(Dataset entries)
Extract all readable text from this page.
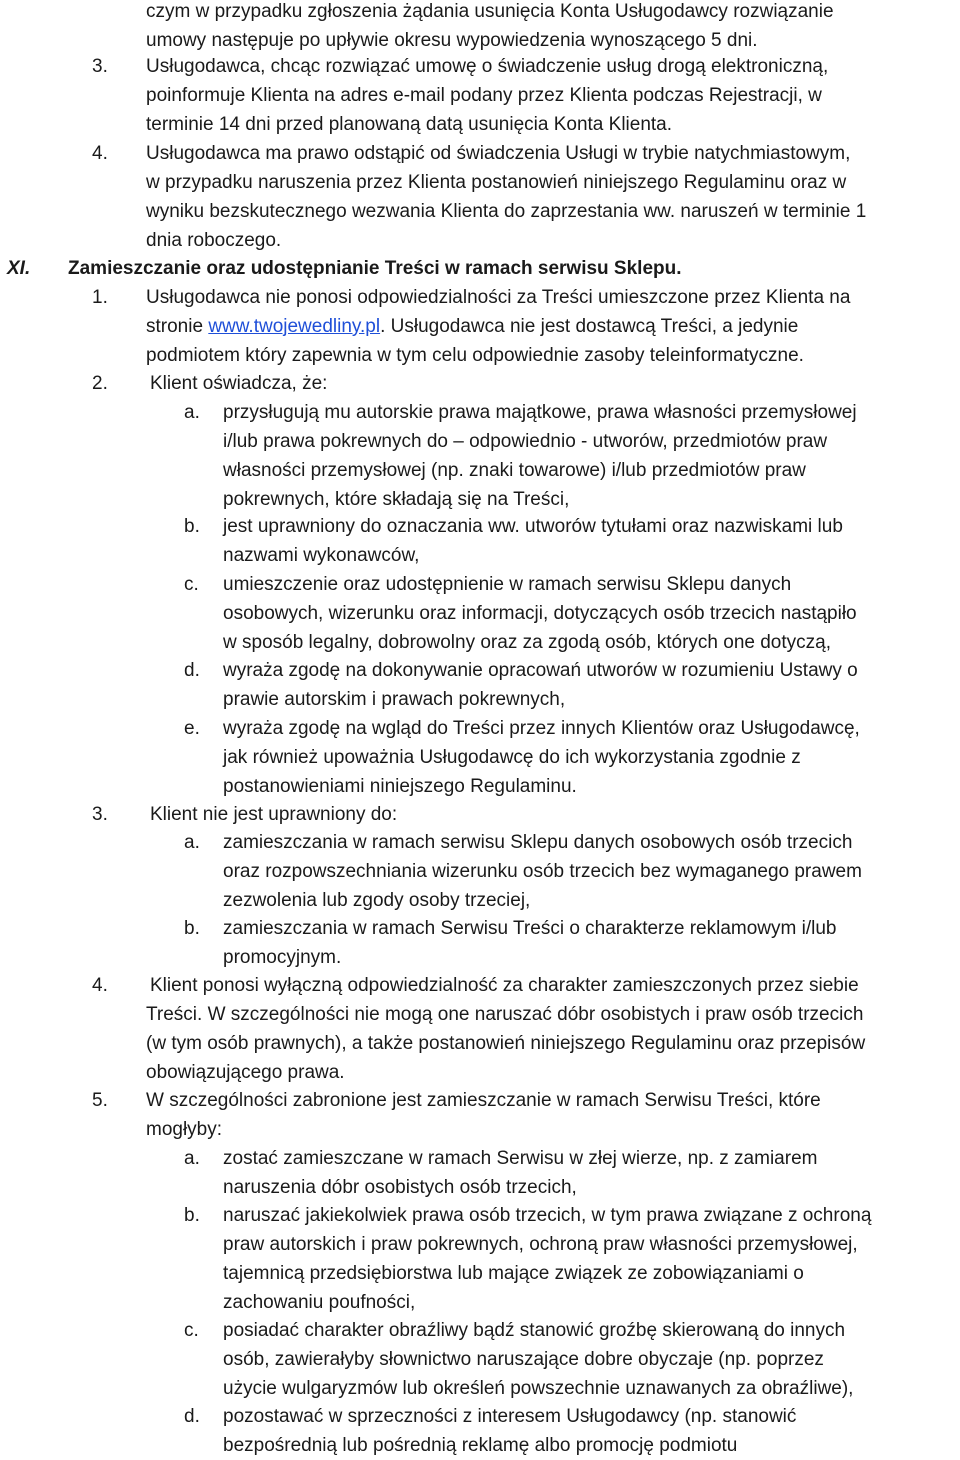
czym w przypadku zgłoszenia żądania usunięcia Konta Usługodawcy rozwiązanie
umowy następuje po upływie okresu wypowiedzenia wynoszącego 5 dni.
3. Usługodawca, chcąc rozwiązać umowę o świadczenie usług drogą elektroniczną,
poinformuje Klienta na adres e-mail podany przez Klienta podczas Rejestracji, w
terminie 14 dni przed planowaną datą usunięcia Konta Klienta.
4. Usługodawca ma prawo odstąpić od świadczenia Usługi w trybie natychmiastowym,
w przypadku naruszenia przez Klienta postanowień niniejszego Regulaminu oraz w
wyniku bezskutecznego wezwania Klienta do zaprzestania ww. naruszeń w terminie 1
dnia roboczego.
XI. Zamieszczanie oraz udostępnianie Treści w ramach serwisu Sklepu.
1. Usługodawca nie ponosi odpowiedzialności za Treści umieszczone przez Klienta na
stronie www.twojewedliny.pl. Usługodawca nie jest dostawcą Treści, a jedynie
podmiotem który zapewnia w tym celu odpowiednie zasoby teleinformatyczne.
2. Klient oświadcza, że:
a. przysługują mu autorskie prawa majątkowe, prawa własności przemysłowej
i/lub prawa pokrewnych do – odpowiednio - utworów, przedmiotów praw
własności przemysłowej (np. znaki towarowe) i/lub przedmiotów praw
pokrewnych, które składają się na Treści,
b. jest uprawniony do oznaczania ww. utworów tytułami oraz nazwiskami lub
nazwami wykonawców,
c. umieszczenie oraz udostępnienie w ramach serwisu Sklepu danych
osobowych, wizerunku oraz informacji, dotyczących osób trzecich nastąpiło
w sposób legalny, dobrowolny oraz za zgodą osób, których one dotyczą,
d. wyraża zgodę na dokonywanie opracowań utworów w rozumieniu Ustawy o
prawie autorskim i prawach pokrewnych,
e. wyraża zgodę na wgląd do Treści przez innych Klientów oraz Usługodawcę,
jak również upoważnia Usługodawcę do ich wykorzystania zgodnie z
postanowieniami niniejszego Regulaminu.
3. Klient nie jest uprawniony do:
a. zamieszczania w ramach serwisu Sklepu danych osobowych osób trzecich
oraz rozpowszechniania wizerunku osób trzecich bez wymaganego prawem
zezwolenia lub zgody osoby trzeciej,
b. zamieszczania w ramach Serwisu Treści o charakterze reklamowym i/lub
promocyjnym.
4. Klient ponosi wyłączną odpowiedzialność za charakter zamieszczonych przez siebie
Treści. W szczególności nie mogą one naruszać dóbr osobistych i praw osób trzecich
(w tym osób prawnych), a także postanowień niniejszego Regulaminu oraz przepisów
obowiązującego prawa.
5. W szczególności zabronione jest zamieszczanie w ramach Serwisu Treści, które
mogłyby:
a. zostać zamieszczane w ramach Serwisu w złej wierze, np. z zamiarem
naruszenia dóbr osobistych osób trzecich,
b. naruszać jakiekolwiek prawa osób trzecich, w tym prawa związane z ochroną
praw autorskich i praw pokrewnych, ochroną praw własności przemysłowej,
tajemnicą przedsiębiorstwa lub mające związek ze zobowiązaniami o
zachowaniu poufności,
c. posiadać charakter obraźliwy bądź stanowić groźbę skierowaną do innych
osób, zawierałyby słownictwo naruszające dobre obyczaje (np. poprzez
użycie wulgaryzmów lub określeń powszechnie uznawanych za obraźliwe),
d. pozostawać w sprzeczności z interesem Usługodawcy (np. stanowić
bezpośrednią lub pośrednią reklamę albo promocję podmiotu
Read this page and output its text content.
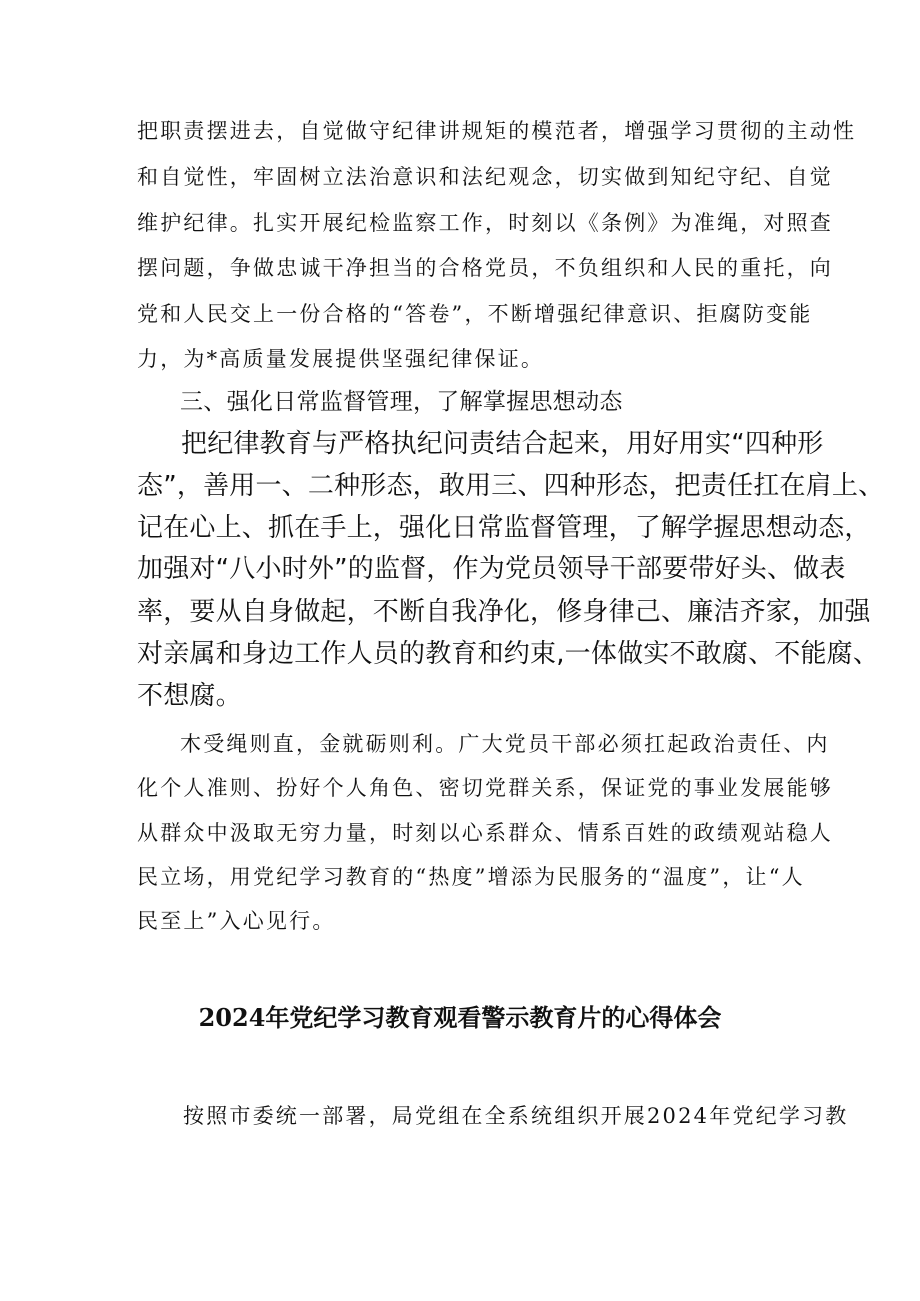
把职责摆进去，自觉做守纪律讲规矩的模范者，增强学习贯彻的主动性
和自觉性，牢固树立法治意识和法纪观念，切实做到知纪守纪、自觉
维护纪律。扎实开展纪检监察工作，时刻以《条例》为准绳，对照查
摆问题，争做忠诚干净担当的合格党员，不负组织和人民的重托，向
党和人民交上一份合格的“答卷”，不断增强纪律意识、拒腐防变能
力，为*高质量发展提供坚强纪律保证。
三、强化日常监督管理，了解掌握思想动态
把纪律教育与严格执纪问责结合起来，用好用实“四种形
态”，善用一、二种形态，敢用三、四种形态，把责任扛在肩上、
记在心上、抓在手上，强化日常监督管理，了解学握思想动态，
加强对“八小时外”的监督，作为党员领导干部要带好头、做表
率，要从自身做起，不断自我净化，修身律己、廉洁齐家，加强
对亲属和身边工作人员的教育和约束,一体做实不敢腐、不能腐、
不想腐。
木受绳则直，金就砺则利。广大党员干部必须扛起政治责任、内
化个人准则、扮好个人角色、密切党群关系，保证党的事业发展能够
从群众中汲取无穷力量，时刻以心系群众、情系百姓的政绩观站稳人
民立场，用党纪学习教育的“热度”增添为民服务的“温度”，让“人
民至上”入心见行。
2024年党纪学习教育观看警示教育片的心得体会
按照市委统一部署，局党组在全系统组织开展2024年党纪学习教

* [YOUR TASK]: Do not copy pictures. Restate exactly the lines from the one containing "Read this page and output its text content." through the last line of the records.

* [FINAL RESULT]:
Read this page and output its text content.
把职责摆进去，自觉做守纪律讲规矩的模范者，增强学习贯彻的主动性
和自觉性，牢固树立法治意识和法纪观念，切实做到知纪守纪、自觉
维护纪律。扎实开展纪检监察工作，时刻以《条例》为准绳，对照查
摆问题，争做忠诚干净担当的合格党员，不负组织和人民的重托，向
党和人民交上一份合格的“答卷”，不断增强纪律意识、拒腐防变能
力，为*高质量发展提供坚强纪律保证。
三、强化日常监督管理，了解掌握思想动态
把纪律教育与严格执纪问责结合起来，用好用实“四种形
态”，善用一、二种形态，敢用三、四种形态，把责任扛在肩上、
记在心上、抓在手上，强化日常监督管理，了解学握思想动态，
加强对“八小时外”的监督，作为党员领导干部要带好头、做表
率，要从自身做起，不断自我净化，修身律己、廉洁齐家，加强
对亲属和身边工作人员的教育和约束,一体做实不敢腐、不能腐、
不想腐。
木受绳则直，金就砺则利。广大党员干部必须扛起政治责任、内
化个人准则、扮好个人角色、密切党群关系，保证党的事业发展能够
从群众中汲取无穷力量，时刻以心系群众、情系百姓的政绩观站稳人
民立场，用党纪学习教育的“热度”增添为民服务的“温度”，让“人
民至上”入心见行。
2024年党纪学习教育观看警示教育片的心得体会
按照市委统一部署，局党组在全系统组织开展2024年党纪学习教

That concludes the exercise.